Task description → Select from the records below every line that has the word "with" in it.

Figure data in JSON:
-- begin --

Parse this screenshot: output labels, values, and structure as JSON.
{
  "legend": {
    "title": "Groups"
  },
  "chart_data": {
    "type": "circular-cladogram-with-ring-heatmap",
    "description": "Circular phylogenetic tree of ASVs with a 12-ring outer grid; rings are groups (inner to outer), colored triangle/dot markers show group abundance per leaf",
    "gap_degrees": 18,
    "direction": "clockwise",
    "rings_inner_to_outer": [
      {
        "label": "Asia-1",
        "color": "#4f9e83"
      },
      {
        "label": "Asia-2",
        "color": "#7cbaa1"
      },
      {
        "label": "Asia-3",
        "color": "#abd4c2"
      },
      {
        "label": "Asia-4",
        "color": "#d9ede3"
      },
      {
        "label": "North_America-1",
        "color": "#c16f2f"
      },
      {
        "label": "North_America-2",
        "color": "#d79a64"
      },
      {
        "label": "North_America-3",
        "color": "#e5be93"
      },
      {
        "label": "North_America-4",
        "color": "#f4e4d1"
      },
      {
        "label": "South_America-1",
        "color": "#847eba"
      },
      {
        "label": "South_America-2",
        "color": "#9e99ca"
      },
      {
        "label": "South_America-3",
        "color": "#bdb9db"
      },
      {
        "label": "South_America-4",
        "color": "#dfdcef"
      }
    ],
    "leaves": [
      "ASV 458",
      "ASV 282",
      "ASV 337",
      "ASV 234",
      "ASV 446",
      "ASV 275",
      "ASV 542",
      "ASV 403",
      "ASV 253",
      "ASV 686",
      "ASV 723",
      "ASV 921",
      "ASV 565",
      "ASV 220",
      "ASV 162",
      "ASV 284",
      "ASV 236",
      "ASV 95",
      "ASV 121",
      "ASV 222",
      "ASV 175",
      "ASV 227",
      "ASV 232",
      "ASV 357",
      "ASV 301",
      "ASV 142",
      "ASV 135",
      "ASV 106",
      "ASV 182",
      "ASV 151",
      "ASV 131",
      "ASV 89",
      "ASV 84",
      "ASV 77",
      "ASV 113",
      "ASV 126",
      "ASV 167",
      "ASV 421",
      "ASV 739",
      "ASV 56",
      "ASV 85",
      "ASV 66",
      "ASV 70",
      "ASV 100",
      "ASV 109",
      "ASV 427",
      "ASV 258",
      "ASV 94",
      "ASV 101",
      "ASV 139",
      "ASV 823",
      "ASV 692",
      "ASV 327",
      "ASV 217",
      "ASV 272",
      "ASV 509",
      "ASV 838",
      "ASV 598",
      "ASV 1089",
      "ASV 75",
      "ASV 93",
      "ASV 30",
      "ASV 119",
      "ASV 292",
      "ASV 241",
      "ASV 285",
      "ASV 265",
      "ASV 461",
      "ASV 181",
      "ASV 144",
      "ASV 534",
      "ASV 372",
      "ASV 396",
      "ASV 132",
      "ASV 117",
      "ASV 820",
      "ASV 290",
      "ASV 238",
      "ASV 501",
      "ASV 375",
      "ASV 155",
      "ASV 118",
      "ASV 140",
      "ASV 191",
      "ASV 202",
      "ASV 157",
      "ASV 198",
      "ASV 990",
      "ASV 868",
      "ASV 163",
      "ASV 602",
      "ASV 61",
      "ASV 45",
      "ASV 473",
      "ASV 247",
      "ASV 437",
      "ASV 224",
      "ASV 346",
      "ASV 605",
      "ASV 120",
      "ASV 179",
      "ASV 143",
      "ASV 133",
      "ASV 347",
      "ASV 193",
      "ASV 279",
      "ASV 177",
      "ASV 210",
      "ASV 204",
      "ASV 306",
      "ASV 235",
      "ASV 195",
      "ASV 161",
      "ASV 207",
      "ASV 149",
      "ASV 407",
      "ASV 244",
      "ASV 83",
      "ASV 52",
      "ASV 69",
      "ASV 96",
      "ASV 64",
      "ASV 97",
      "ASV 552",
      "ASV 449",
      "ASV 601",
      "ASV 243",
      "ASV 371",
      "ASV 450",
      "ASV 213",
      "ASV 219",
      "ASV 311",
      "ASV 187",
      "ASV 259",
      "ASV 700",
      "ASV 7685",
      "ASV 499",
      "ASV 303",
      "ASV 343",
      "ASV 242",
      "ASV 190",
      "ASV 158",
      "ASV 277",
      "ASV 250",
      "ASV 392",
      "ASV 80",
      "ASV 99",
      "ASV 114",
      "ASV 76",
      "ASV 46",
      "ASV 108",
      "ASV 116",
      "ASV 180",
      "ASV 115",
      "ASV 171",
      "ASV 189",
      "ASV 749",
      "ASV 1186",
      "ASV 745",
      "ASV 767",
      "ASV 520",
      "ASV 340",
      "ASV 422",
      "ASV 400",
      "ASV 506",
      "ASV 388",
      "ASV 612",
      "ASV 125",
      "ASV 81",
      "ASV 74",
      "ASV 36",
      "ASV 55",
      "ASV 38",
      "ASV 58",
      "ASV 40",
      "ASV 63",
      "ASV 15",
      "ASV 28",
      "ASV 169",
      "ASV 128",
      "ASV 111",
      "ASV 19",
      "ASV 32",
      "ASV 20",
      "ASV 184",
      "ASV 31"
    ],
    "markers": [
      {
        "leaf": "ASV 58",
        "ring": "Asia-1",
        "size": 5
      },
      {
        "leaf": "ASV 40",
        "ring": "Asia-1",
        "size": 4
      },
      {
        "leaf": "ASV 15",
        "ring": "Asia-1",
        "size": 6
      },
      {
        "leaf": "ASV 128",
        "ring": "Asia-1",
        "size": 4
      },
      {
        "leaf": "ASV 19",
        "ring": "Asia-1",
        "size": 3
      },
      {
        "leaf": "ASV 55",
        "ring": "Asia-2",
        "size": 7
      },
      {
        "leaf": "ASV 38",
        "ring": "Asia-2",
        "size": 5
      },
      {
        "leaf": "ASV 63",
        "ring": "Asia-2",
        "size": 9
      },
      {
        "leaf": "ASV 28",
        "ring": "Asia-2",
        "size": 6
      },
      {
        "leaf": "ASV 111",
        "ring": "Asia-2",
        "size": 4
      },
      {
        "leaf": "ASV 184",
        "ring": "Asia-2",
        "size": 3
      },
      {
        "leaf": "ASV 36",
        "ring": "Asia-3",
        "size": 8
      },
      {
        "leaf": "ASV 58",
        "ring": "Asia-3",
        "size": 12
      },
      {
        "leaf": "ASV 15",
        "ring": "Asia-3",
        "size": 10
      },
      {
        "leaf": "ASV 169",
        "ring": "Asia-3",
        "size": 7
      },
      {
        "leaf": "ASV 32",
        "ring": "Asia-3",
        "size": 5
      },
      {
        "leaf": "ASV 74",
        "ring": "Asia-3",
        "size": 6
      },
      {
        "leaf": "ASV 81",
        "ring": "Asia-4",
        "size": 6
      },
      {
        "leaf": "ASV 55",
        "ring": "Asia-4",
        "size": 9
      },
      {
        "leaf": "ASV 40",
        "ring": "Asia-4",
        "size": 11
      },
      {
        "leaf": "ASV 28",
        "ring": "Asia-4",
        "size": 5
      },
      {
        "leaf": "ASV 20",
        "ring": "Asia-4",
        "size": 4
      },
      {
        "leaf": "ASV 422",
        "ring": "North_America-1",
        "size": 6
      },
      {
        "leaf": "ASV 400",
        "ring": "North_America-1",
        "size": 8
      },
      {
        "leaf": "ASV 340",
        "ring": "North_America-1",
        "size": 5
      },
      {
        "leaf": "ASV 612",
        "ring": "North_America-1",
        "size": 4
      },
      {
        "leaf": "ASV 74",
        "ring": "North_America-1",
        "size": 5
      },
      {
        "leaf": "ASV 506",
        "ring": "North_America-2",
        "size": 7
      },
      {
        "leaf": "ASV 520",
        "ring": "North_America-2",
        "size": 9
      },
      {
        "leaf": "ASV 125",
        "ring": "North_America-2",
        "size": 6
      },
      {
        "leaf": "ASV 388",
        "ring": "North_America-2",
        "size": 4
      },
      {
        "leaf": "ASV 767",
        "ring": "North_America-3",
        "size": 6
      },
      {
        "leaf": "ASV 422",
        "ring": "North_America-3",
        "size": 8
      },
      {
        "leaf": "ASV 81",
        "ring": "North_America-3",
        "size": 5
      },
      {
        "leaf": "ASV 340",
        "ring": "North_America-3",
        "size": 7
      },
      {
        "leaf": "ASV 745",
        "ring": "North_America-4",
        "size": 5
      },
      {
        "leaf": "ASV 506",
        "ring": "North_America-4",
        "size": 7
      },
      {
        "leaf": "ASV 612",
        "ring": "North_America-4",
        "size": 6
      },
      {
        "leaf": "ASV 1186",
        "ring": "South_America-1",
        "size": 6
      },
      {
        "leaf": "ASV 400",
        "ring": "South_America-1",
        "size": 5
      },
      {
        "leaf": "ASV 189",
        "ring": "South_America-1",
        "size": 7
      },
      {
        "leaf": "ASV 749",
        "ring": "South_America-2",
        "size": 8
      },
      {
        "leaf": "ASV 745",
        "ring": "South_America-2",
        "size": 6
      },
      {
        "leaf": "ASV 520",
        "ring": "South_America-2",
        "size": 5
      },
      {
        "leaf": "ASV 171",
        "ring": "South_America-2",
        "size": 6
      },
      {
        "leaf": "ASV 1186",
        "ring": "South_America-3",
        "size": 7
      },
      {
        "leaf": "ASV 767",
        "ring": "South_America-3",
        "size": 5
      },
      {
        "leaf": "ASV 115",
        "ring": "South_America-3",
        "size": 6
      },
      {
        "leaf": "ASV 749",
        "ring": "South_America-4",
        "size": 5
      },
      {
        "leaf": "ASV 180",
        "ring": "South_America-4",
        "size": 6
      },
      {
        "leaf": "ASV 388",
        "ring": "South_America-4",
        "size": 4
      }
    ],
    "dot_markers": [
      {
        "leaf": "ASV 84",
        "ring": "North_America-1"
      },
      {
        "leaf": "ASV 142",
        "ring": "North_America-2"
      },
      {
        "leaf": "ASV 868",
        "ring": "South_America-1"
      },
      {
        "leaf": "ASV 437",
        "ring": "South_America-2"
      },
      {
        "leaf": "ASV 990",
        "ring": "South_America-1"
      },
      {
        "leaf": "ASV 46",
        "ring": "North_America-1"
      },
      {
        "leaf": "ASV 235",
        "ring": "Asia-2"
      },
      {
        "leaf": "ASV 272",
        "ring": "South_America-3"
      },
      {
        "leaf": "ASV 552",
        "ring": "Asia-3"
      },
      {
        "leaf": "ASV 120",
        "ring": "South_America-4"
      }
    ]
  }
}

-- end --

Correct response →
    "type": "circular-cladogram-with-ring-heatmap",
    "description": "Circular phylogenetic tree of ASVs with a 12-ring outer grid; rings are groups (inner to outer), colored triangle/dot markers show group abundance per leaf",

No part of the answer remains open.